**DIRECTIONS:** Could you transcribe the material below exactly, without leaving out a single line?

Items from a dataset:
================
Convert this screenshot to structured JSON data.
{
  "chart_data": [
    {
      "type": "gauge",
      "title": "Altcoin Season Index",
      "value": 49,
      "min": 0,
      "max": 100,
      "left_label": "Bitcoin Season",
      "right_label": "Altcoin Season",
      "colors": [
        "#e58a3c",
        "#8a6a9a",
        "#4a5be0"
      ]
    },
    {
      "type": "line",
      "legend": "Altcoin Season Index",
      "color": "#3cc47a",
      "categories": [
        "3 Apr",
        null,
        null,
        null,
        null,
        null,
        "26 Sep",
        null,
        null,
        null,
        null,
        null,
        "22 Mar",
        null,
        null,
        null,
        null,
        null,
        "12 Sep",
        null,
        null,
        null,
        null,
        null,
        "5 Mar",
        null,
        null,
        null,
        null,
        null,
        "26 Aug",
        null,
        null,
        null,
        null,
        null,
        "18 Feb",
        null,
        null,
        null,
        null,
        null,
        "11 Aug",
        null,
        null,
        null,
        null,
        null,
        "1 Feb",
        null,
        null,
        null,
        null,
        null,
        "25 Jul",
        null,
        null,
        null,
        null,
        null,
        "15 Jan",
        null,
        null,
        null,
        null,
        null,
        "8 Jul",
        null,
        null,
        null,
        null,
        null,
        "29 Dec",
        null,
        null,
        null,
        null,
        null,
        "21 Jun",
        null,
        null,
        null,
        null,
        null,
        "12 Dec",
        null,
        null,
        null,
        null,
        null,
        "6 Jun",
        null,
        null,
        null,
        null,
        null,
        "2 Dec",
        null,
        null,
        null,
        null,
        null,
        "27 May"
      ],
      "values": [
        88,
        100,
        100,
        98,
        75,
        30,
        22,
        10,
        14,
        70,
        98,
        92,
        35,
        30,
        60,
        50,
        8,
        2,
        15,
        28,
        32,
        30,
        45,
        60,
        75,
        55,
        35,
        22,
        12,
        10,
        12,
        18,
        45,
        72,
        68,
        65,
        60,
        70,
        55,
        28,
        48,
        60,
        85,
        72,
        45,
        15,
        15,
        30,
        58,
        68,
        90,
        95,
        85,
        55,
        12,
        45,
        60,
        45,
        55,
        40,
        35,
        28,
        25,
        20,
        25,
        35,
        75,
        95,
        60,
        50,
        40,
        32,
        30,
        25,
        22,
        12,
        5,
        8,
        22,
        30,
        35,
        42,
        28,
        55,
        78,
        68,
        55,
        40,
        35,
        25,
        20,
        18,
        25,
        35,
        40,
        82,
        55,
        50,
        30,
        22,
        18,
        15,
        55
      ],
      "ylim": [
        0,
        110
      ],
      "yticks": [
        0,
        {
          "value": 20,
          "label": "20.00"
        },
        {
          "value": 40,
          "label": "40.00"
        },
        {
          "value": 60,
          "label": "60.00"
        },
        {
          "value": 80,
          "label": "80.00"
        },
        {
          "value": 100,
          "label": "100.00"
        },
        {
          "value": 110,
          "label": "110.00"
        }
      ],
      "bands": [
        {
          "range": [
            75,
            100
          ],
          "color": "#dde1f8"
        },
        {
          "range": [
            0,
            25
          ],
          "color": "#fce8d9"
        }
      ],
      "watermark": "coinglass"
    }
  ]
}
================
**TASK SOLUTION:**
Convert this screenshot to structured JSON data.
{
  "chart_data": [
    {
      "type": "gauge",
      "title": "Altcoin Season Index",
      "value": 49,
      "min": 0,
      "max": 100,
      "left_label": "Bitcoin Season",
      "right_label": "Altcoin Season",
      "colors": [
        "#e58a3c",
        "#8a6a9a",
        "#4a5be0"
      ]
    },
    {
      "type": "line",
      "legend": "Altcoin Season Index",
      "color": "#3cc47a",
      "categories": [
        "3 Apr",
        null,
        null,
        null,
        null,
        null,
        "26 Sep",
        null,
        null,
        null,
        null,
        null,
        "22 Mar",
        null,
        null,
        null,
        null,
        null,
        "12 Sep",
        null,
        null,
        null,
        null,
        null,
        "5 Mar",
        null,
        null,
        null,
        null,
        null,
        "26 Aug",
        null,
        null,
        null,
        null,
        null,
        "18 Feb",
        null,
        null,
        null,
        null,
        null,
        "11 Aug",
        null,
        null,
        null,
        null,
        null,
        "1 Feb",
        null,
        null,
        null,
        null,
        null,
        "25 Jul",
        null,
        null,
        null,
        null,
        null,
        "15 Jan",
        null,
        null,
        null,
        null,
        null,
        "8 Jul",
        null,
        null,
        null,
        null,
        null,
        "29 Dec",
        null,
        null,
        null,
        null,
        null,
        "21 Jun",
        null,
        null,
        null,
        null,
        null,
        "12 Dec",
        null,
        null,
        null,
        null,
        null,
        "6 Jun",
        null,
        null,
        null,
        null,
        null,
        "2 Dec",
        null,
        null,
        null,
        null,
        null,
        "27 May"
      ],
      "values": [
        88,
        100,
        100,
        98,
        75,
        30,
        22,
        10,
        14,
        70,
        98,
        92,
        35,
        30,
        60,
        50,
        8,
        2,
        15,
        28,
        32,
        30,
        45,
        60,
        75,
        55,
        35,
        22,
        12,
        10,
        12,
        18,
        45,
        72,
        68,
        65,
        60,
        70,
        55,
        28,
        48,
        60,
        85,
        72,
        45,
        15,
        15,
        30,
        58,
        68,
        90,
        95,
        85,
        55,
        12,
        45,
        60,
        45,
        55,
        40,
        35,
        28,
        25,
        20,
        25,
        35,
        75,
        95,
        60,
        50,
        40,
        32,
        30,
        25,
        22,
        12,
        5,
        8,
        22,
        30,
        35,
        42,
        28,
        55,
        78,
        68,
        55,
        40,
        35,
        25,
        20,
        18,
        25,
        35,
        40,
        82,
        55,
        50,
        30,
        22,
        18,
        15,
        55
      ],
      "ylim": [
        0,
        110
      ],
      "yticks": [
        0,
        {
          "value": 20,
          "label": "20.00"
        },
        {
          "value": 40,
          "label": "40.00"
        },
        {
          "value": 60,
          "label": "60.00"
        },
        {
          "value": 80,
          "label": "80.00"
        },
        {
          "value": 100,
          "label": "100.00"
        },
        {
          "value": 110,
          "label": "110.00"
        }
      ],
      "bands": [
        {
          "range": [
            75,
            100
          ],
          "color": "#dde1f8"
        },
        {
          "range": [
            0,
            25
          ],
          "color": "#fce8d9"
        }
      ],
      "watermark": "coinglass"
    }
  ]
}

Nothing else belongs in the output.